* [Aim of the exercise] Reproduce all the lines exactly as they stand, apart from the pictures.

* [Provided entries]

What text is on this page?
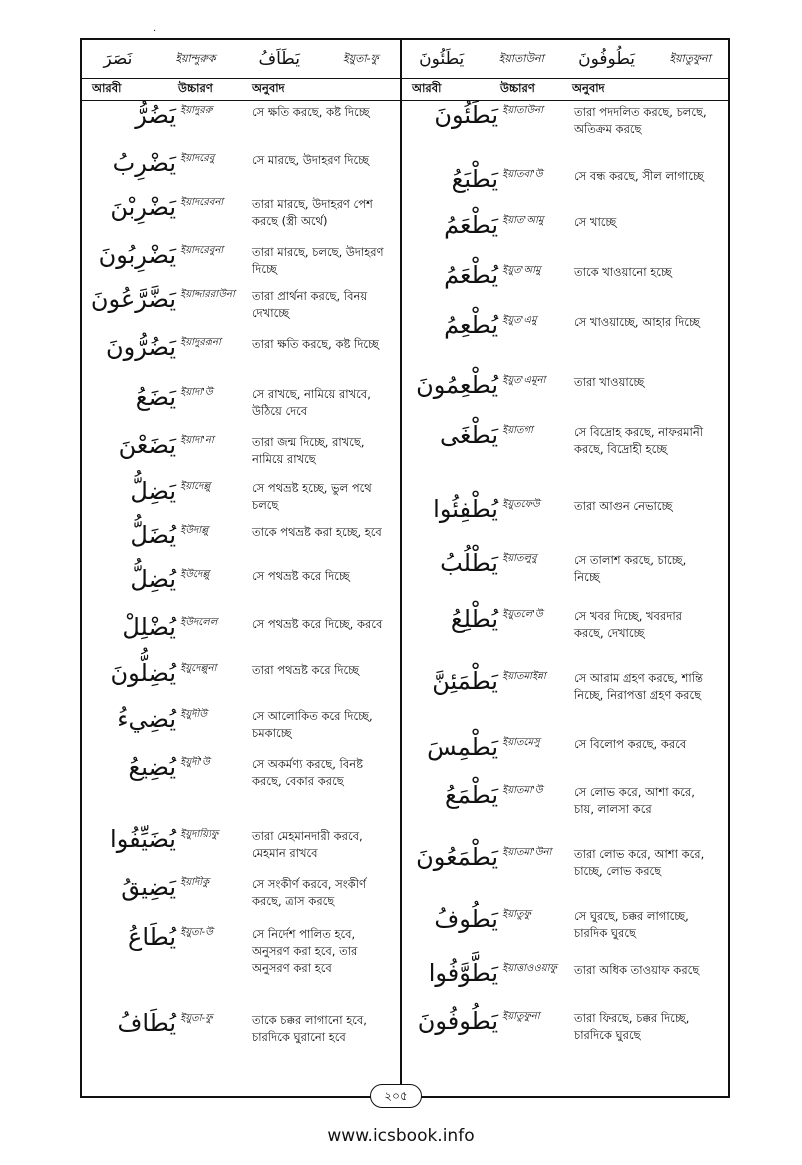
·
نَصَرَ	ইয়ান্দুরুক	يَطَاَفُ	ইয়ুতা-ফু يَطَئُونَ	ইয়াতাউনা يَطُوفُونَ	ইয়াতুফুনা
আরবী	উচ্চারণ	অনুবাদ	আরবী	উচ্চারণ	অনুবাদ
يَضُرُّ ইয়াদুররু	সে ক্ষতি করছে, কষ্ট দিচ্ছে
يَضْرِبُ ইয়াদরেবু	সে মারছে, উদাহরণ দিচ্ছে
يَضْرِبْنَ ইয়াদরেবনা	তারা মারছে, উদাহরণ পেশ করছে (স্ত্রী অর্থে)
يَضْرِبُونَ ইয়াদরেবুনা	তারা মারছে, চলছে, উদাহরণ দিচ্ছে
يَضَّرَّعُونَ ইয়াদ্দাররাউনা	তারা প্রার্থনা করছে, বিনয় দেখাচ্ছে
يَضُرُّونَ ইয়াদুররূনা	তারা ক্ষতি করছে, কষ্ট দিচ্ছে
يَضَعُ ইয়াদা'উ	সে রাখছে, নামিয়ে রাখবে, উঠিয়ে দেবে
يَضَعْنَ ইয়াদা'না	তারা জন্ম দিচ্ছে, রাখছে, নামিয়ে রাখছে
يَضِلُّ ইয়াদেল্লু	সে পথভ্রষ্ট হচ্ছে, ভুল পথে চলছে
يُضَلُّ ইউদাল্লু	তাকে পথভ্রষ্ট করা হচ্ছে, হবে
يُضِلُّ ইউদেল্লু	সে পথভ্রষ্ট করে দিচ্ছে
يُضْلِلْ ইউদলেল	সে পথভ্রষ্ট করে দিচ্ছে, করবে
يُضِلُّونَ ইয়ুদেল্লুনা	তারা পথভ্রষ্ট করে দিচ্ছে
يُضِيءُ ইয়ুদীউ	সে আলোকিত করে দিচ্ছে, চমকাচ্ছে
يُضِيعُ ইয়ুদী'উ	সে অকর্মণ্য করছে, বিনষ্ট করছে, বেকার করছে
يُضَيِّفُوا ইয়ুদায়্যিফু	তারা মেহমানদারী করবে, মেহমান রাখবে
يَضِيقُ ইয়াদীকু	সে সংকীর্ণ করবে, সংকীর্ণ করছে, ত্রাস করছে
يُطَاعُ ইয়ুতা-উ	সে নির্দেশ পালিত হবে, অনুসরণ করা হবে, তার অনুসরণ করা হবে
يُطَافُ ইয়ুতা-ফু	তাকে চক্কর লাগানো হবে, চারদিকে ঘুরানো হবে
يَطَئُونَ ইয়াতাউনা	তারা পদদলিত করছে, চলছে, অতিক্রম করছে
يَطْبَعُ ইয়াতবা'উ	সে বন্ধ করছে, সীল লাগাচ্ছে
يَطْعَمُ ইয়াত'আমু	সে খাচ্ছে
يُطْعَمُ ইয়ুত'আমু	তাকে খাওয়ানো হচ্ছে
يُطْعِمُ ইয়ুত'এমু	সে খাওয়াচ্ছে, আহার দিচ্ছে
يُطْعِمُونَ ইয়ুত'এমূনা	তারা খাওয়াচ্ছে
يَطْغَى ইয়াতগা	সে বিদ্রোহ করছে, নাফরমানী করছে, বিদ্রোহী হচ্ছে
يُطْفِئُوا ইয়ুতফেউ	তারা আগুন নেভাচ্ছে
يَطْلُبُ ইয়াতলুবু	সে তালাশ করছে, চাচ্ছে, নিচ্ছে
يُطْلِعُ ইয়ুতলে'উ	সে খবর দিচ্ছে, খবরদার করছে, দেখাচ্ছে
يَطْمَئِنَّ ইয়াতমাইন্না	সে আরাম গ্রহণ করছে, শান্তি নিচ্ছে, নিরাপত্তা গ্রহণ করছে
يَطْمِسَ ইয়াতমেসু	সে বিলোপ করছে, করবে
يَطْمَعُ ইয়াতমা'উ	সে লোভ করে, আশা করে, চায়, লালসা করে
يَطْمَعُونَ ইয়াতমা'উনা	তারা লোভ করে, আশা করে, চাচ্ছে, লোভ করছে
يَطُوفُ ইয়াতুফু	সে ঘুরছে, চক্কর লাগাচ্ছে, চারদিক ঘুরছে
يَطَّوَّفُوا ইয়াত্তাওওয়াফু	তারা অধিক তাওয়াফ করছে
يَطُوفُونَ ইয়াতুফুনা	তারা ফিরছে, চক্কর দিচ্ছে, চারদিকে ঘুরছে
২০৫
www.icsbook.info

* [Correct output]
What text is on this page?
·
نَصَرَ	ইয়ান্দুরুক	يَطَاَفُ	ইয়ুতা-ফু يَطَئُونَ	ইয়াতাউনা يَطُوفُونَ	ইয়াতুফুনা
আরবী	উচ্চারণ	অনুবাদ	আরবী	উচ্চারণ	অনুবাদ
يَضُرُّ ইয়াদুররু	সে ক্ষতি করছে, কষ্ট দিচ্ছে
يَضْرِبُ ইয়াদরেবু	সে মারছে, উদাহরণ দিচ্ছে
يَضْرِبْنَ ইয়াদরেবনা	তারা মারছে, উদাহরণ পেশ করছে (স্ত্রী অর্থে)
يَضْرِبُونَ ইয়াদরেবুনা	তারা মারছে, চলছে, উদাহরণ দিচ্ছে
يَضَّرَّعُونَ ইয়াদ্দাররাউনা	তারা প্রার্থনা করছে, বিনয় দেখাচ্ছে
يَضُرُّونَ ইয়াদুররূনা	তারা ক্ষতি করছে, কষ্ট দিচ্ছে
يَضَعُ ইয়াদা'উ	সে রাখছে, নামিয়ে রাখবে, উঠিয়ে দেবে
يَضَعْنَ ইয়াদা'না	তারা জন্ম দিচ্ছে, রাখছে, নামিয়ে রাখছে
يَضِلُّ ইয়াদেল্লু	সে পথভ্রষ্ট হচ্ছে, ভুল পথে চলছে
يُضَلُّ ইউদাল্লু	তাকে পথভ্রষ্ট করা হচ্ছে, হবে
يُضِلُّ ইউদেল্লু	সে পথভ্রষ্ট করে দিচ্ছে
يُضْلِلْ ইউদলেল	সে পথভ্রষ্ট করে দিচ্ছে, করবে
يُضِلُّونَ ইয়ুদেল্লুনা	তারা পথভ্রষ্ট করে দিচ্ছে
يُضِيءُ ইয়ুদীউ	সে আলোকিত করে দিচ্ছে, চমকাচ্ছে
يُضِيعُ ইয়ুদী'উ	সে অকর্মণ্য করছে, বিনষ্ট করছে, বেকার করছে
يُضَيِّفُوا ইয়ুদায়্যিফু	তারা মেহমানদারী করবে, মেহমান রাখবে
يَضِيقُ ইয়াদীকু	সে সংকীর্ণ করবে, সংকীর্ণ করছে, ত্রাস করছে
يُطَاعُ ইয়ুতা-উ	সে নির্দেশ পালিত হবে, অনুসরণ করা হবে, তার অনুসরণ করা হবে
يُطَافُ ইয়ুতা-ফু	তাকে চক্কর লাগানো হবে, চারদিকে ঘুরানো হবে
يَطَئُونَ ইয়াতাউনা	তারা পদদলিত করছে, চলছে, অতিক্রম করছে
يَطْبَعُ ইয়াতবা'উ	সে বন্ধ করছে, সীল লাগাচ্ছে
يَطْعَمُ ইয়াত'আমু	সে খাচ্ছে
يُطْعَمُ ইয়ুত'আমু	তাকে খাওয়ানো হচ্ছে
يُطْعِمُ ইয়ুত'এমু	সে খাওয়াচ্ছে, আহার দিচ্ছে
يُطْعِمُونَ ইয়ুত'এমূনা	তারা খাওয়াচ্ছে
يَطْغَى ইয়াতগা	সে বিদ্রোহ করছে, নাফরমানী করছে, বিদ্রোহী হচ্ছে
يُطْفِئُوا ইয়ুতফেউ	তারা আগুন নেভাচ্ছে
يَطْلُبُ ইয়াতলুবু	সে তালাশ করছে, চাচ্ছে, নিচ্ছে
يُطْلِعُ ইয়ুতলে'উ	সে খবর দিচ্ছে, খবরদার করছে, দেখাচ্ছে
يَطْمَئِنَّ ইয়াতমাইন্না	সে আরাম গ্রহণ করছে, শান্তি নিচ্ছে, নিরাপত্তা গ্রহণ করছে
يَطْمِسَ ইয়াতমেসু	সে বিলোপ করছে, করবে
يَطْمَعُ ইয়াতমা'উ	সে লোভ করে, আশা করে, চায়, লালসা করে
يَطْمَعُونَ ইয়াতমা'উনা	তারা লোভ করে, আশা করে, চাচ্ছে, লোভ করছে
يَطُوفُ ইয়াতুফু	সে ঘুরছে, চক্কর লাগাচ্ছে, চারদিক ঘুরছে
يَطَّوَّفُوا ইয়াত্তাওওয়াফু	তারা অধিক তাওয়াফ করছে
يَطُوفُونَ ইয়াতুফুনা	তারা ফিরছে, চক্কর দিচ্ছে, চারদিকে ঘুরছে
২০৫
www.icsbook.info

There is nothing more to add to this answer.